## EXERCISE GOAL
Set down every record below exactly as it appears, but without the pictures.
========================
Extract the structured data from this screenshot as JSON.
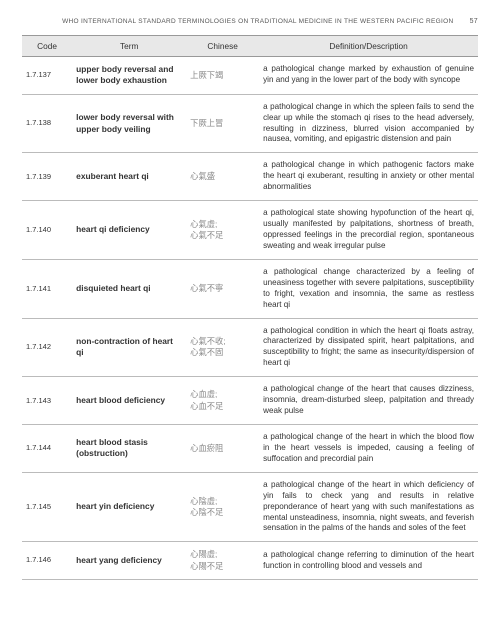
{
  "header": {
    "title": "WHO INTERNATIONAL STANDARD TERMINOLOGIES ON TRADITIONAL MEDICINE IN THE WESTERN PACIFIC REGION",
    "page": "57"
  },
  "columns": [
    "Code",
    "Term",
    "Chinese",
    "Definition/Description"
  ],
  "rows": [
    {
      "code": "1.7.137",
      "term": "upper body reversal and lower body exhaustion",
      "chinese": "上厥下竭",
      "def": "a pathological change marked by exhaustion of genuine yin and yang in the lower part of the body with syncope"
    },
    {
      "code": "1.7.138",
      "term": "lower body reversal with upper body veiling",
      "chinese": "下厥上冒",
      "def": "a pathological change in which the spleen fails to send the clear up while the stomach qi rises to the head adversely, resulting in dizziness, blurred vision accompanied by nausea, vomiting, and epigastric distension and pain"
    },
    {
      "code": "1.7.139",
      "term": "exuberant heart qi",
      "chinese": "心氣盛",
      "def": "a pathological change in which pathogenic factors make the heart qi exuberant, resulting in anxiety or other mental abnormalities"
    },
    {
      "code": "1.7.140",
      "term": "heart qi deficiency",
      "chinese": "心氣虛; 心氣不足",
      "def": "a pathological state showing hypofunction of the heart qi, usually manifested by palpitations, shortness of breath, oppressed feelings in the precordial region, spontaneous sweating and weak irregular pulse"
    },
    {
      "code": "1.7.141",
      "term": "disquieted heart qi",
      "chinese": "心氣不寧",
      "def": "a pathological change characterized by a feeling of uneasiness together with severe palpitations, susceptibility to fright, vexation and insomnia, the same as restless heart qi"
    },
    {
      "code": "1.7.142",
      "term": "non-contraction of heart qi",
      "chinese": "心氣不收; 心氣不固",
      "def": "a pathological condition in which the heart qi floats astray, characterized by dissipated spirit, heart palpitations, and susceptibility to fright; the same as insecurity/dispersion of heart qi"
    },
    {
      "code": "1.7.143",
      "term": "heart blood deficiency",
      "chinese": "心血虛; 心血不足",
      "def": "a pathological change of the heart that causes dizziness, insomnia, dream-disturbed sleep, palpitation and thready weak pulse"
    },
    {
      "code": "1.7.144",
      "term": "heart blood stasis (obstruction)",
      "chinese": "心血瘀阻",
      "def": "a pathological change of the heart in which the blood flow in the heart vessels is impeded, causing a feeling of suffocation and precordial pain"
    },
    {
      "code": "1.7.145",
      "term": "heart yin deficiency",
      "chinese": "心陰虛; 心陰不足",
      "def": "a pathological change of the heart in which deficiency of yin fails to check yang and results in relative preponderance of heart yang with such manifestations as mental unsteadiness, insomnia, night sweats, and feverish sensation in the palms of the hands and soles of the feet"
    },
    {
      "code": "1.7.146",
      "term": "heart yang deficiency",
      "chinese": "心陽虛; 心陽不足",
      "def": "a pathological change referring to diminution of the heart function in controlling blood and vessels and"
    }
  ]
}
========================
## WORKED SOLUTION
Extract the structured data from this screenshot as JSON.
{
  "header": {
    "title": "WHO INTERNATIONAL STANDARD TERMINOLOGIES ON TRADITIONAL MEDICINE IN THE WESTERN PACIFIC REGION",
    "page": "57"
  },
  "columns": [
    "Code",
    "Term",
    "Chinese",
    "Definition/Description"
  ],
  "rows": [
    {
      "code": "1.7.137",
      "term": "upper body reversal and lower body exhaustion",
      "chinese": "上厥下竭",
      "def": "a pathological change marked by exhaustion of genuine yin and yang in the lower part of the body with syncope"
    },
    {
      "code": "1.7.138",
      "term": "lower body reversal with upper body veiling",
      "chinese": "下厥上冒",
      "def": "a pathological change in which the spleen fails to send the clear up while the stomach qi rises to the head adversely, resulting in dizziness, blurred vision accompanied by nausea, vomiting, and epigastric distension and pain"
    },
    {
      "code": "1.7.139",
      "term": "exuberant heart qi",
      "chinese": "心氣盛",
      "def": "a pathological change in which pathogenic factors make the heart qi exuberant, resulting in anxiety or other mental abnormalities"
    },
    {
      "code": "1.7.140",
      "term": "heart qi deficiency",
      "chinese": "心氣虛; 心氣不足",
      "def": "a pathological state showing hypofunction of the heart qi, usually manifested by palpitations, shortness of breath, oppressed feelings in the precordial region, spontaneous sweating and weak irregular pulse"
    },
    {
      "code": "1.7.141",
      "term": "disquieted heart qi",
      "chinese": "心氣不寧",
      "def": "a pathological change characterized by a feeling of uneasiness together with severe palpitations, susceptibility to fright, vexation and insomnia, the same as restless heart qi"
    },
    {
      "code": "1.7.142",
      "term": "non-contraction of heart qi",
      "chinese": "心氣不收; 心氣不固",
      "def": "a pathological condition in which the heart qi floats astray, characterized by dissipated spirit, heart palpitations, and susceptibility to fright; the same as insecurity/dispersion of heart qi"
    },
    {
      "code": "1.7.143",
      "term": "heart blood deficiency",
      "chinese": "心血虛; 心血不足",
      "def": "a pathological change of the heart that causes dizziness, insomnia, dream-disturbed sleep, palpitation and thready weak pulse"
    },
    {
      "code": "1.7.144",
      "term": "heart blood stasis (obstruction)",
      "chinese": "心血瘀阻",
      "def": "a pathological change of the heart in which the blood flow in the heart vessels is impeded, causing a feeling of suffocation and precordial pain"
    },
    {
      "code": "1.7.145",
      "term": "heart yin deficiency",
      "chinese": "心陰虛; 心陰不足",
      "def": "a pathological change of the heart in which deficiency of yin fails to check yang and results in relative preponderance of heart yang with such manifestations as mental unsteadiness, insomnia, night sweats, and feverish sensation in the palms of the hands and soles of the feet"
    },
    {
      "code": "1.7.146",
      "term": "heart yang deficiency",
      "chinese": "心陽虛; 心陽不足",
      "def": "a pathological change referring to diminution of the heart function in controlling blood and vessels and"
    }
  ]
}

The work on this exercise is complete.